Input for this task
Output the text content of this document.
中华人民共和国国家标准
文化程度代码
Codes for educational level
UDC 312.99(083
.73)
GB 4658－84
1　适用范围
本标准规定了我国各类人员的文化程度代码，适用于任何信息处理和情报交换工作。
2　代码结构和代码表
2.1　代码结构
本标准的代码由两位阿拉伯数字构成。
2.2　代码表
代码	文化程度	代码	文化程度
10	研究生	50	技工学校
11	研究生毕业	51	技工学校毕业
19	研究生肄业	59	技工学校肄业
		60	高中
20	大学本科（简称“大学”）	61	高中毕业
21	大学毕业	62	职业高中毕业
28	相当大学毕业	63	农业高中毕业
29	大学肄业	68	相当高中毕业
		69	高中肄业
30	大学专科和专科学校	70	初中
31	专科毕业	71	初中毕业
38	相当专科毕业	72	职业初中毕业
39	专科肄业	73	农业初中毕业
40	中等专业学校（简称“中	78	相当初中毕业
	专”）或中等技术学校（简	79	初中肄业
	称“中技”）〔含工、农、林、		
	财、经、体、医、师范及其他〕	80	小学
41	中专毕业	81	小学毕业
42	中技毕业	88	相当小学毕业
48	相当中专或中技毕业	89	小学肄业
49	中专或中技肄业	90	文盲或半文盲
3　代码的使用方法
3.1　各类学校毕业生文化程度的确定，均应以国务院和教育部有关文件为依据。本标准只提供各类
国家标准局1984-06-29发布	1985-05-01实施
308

Instruction
Give an exact repetition of all the material.

Task output
Output the text content of this document.
中华人民共和国国家标准
文化程度代码
Codes for educational level
UDC 312.99(083
.73)
GB 4658－84
1　适用范围
本标准规定了我国各类人员的文化程度代码，适用于任何信息处理和情报交换工作。
2　代码结构和代码表
2.1　代码结构
本标准的代码由两位阿拉伯数字构成。
2.2　代码表
代码	文化程度	代码	文化程度
10	研究生	50	技工学校
11	研究生毕业	51	技工学校毕业
19	研究生肄业	59	技工学校肄业
		60	高中
20	大学本科（简称“大学”）	61	高中毕业
21	大学毕业	62	职业高中毕业
28	相当大学毕业	63	农业高中毕业
29	大学肄业	68	相当高中毕业
		69	高中肄业
30	大学专科和专科学校	70	初中
31	专科毕业	71	初中毕业
38	相当专科毕业	72	职业初中毕业
39	专科肄业	73	农业初中毕业
40	中等专业学校（简称“中	78	相当初中毕业
	专”）或中等技术学校（简	79	初中肄业
	称“中技”）〔含工、农、林、		
	财、经、体、医、师范及其他〕	80	小学
41	中专毕业	81	小学毕业
42	中技毕业	88	相当小学毕业
48	相当中专或中技毕业	89	小学肄业
49	中专或中技肄业	90	文盲或半文盲
3　代码的使用方法
3.1　各类学校毕业生文化程度的确定，均应以国务院和教育部有关文件为依据。本标准只提供各类
国家标准局1984-06-29发布	1985-05-01实施
308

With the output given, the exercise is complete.